#### [DATA FOR PROCESSING]
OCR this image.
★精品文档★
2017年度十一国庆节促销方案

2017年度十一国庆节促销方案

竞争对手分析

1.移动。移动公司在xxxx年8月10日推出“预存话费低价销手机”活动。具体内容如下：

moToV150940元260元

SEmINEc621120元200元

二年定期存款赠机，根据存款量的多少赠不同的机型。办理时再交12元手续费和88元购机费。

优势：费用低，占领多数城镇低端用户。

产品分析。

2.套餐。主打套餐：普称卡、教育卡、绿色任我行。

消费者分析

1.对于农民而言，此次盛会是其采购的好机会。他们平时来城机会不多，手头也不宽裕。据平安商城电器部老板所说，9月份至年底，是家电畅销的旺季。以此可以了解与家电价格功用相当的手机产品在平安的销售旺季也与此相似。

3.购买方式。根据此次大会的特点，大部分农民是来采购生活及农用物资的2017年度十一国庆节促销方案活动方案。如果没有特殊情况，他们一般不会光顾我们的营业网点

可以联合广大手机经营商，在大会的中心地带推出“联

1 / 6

#### [WRITTEN INSTRUCTION]
Output the listing above word for word.

#### [SOLVED PROBLEM]
OCR this image.
★精品文档★
2017年度十一国庆节促销方案

2017年度十一国庆节促销方案

竞争对手分析

1.移动。移动公司在xxxx年8月10日推出“预存话费低价销手机”活动。具体内容如下：

moToV150940元260元

SEmINEc621120元200元

二年定期存款赠机，根据存款量的多少赠不同的机型。办理时再交12元手续费和88元购机费。

优势：费用低，占领多数城镇低端用户。

产品分析。

2.套餐。主打套餐：普称卡、教育卡、绿色任我行。

消费者分析

1.对于农民而言，此次盛会是其采购的好机会。他们平时来城机会不多，手头也不宽裕。据平安商城电器部老板所说，9月份至年底，是家电畅销的旺季。以此可以了解与家电价格功用相当的手机产品在平安的销售旺季也与此相似。

3.购买方式。根据此次大会的特点，大部分农民是来采购生活及农用物资的2017年度十一国庆节促销方案活动方案。如果没有特殊情况，他们一般不会光顾我们的营业网点

可以联合广大手机经营商，在大会的中心地带推出“联

1 / 6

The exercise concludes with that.